# Problem to solve
Copy out lines with the word "وبين" from the material that follows.

# Material shown
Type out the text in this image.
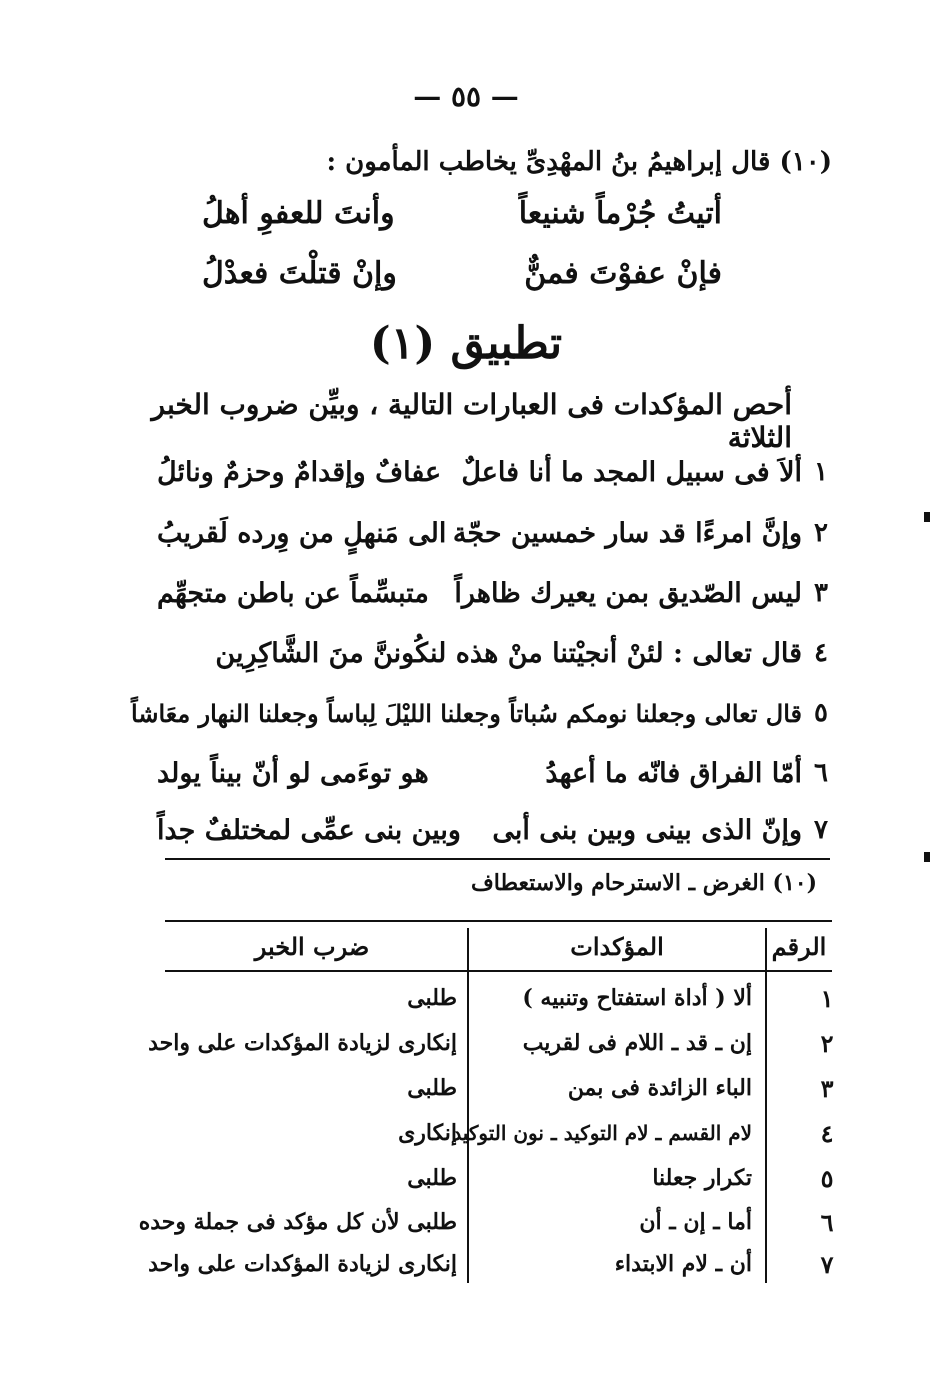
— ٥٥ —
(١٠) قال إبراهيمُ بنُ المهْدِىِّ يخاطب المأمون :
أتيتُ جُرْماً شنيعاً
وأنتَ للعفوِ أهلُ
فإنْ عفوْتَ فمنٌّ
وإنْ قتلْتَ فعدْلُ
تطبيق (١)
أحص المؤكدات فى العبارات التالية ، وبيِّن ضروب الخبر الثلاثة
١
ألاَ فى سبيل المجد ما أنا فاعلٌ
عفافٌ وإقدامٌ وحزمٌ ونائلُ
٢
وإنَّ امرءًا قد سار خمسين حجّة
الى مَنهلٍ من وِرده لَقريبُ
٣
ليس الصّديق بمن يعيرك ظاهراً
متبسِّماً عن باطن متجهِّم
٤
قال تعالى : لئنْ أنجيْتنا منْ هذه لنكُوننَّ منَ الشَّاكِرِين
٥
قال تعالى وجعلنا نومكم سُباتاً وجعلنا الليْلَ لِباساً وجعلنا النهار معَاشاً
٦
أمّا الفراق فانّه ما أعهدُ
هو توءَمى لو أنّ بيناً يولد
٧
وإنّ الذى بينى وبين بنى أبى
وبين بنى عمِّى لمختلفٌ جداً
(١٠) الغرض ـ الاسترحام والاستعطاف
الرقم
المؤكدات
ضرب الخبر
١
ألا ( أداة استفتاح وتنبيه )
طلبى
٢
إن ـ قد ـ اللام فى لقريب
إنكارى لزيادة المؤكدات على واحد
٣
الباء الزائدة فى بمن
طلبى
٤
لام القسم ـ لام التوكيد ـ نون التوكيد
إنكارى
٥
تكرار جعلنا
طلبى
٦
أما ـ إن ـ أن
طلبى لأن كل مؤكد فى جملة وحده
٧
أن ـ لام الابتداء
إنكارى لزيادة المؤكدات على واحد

# Task output
وإنّ الذى بينى وبين بنى أبى
وبين بنى عمِّى لمختلفٌ جداً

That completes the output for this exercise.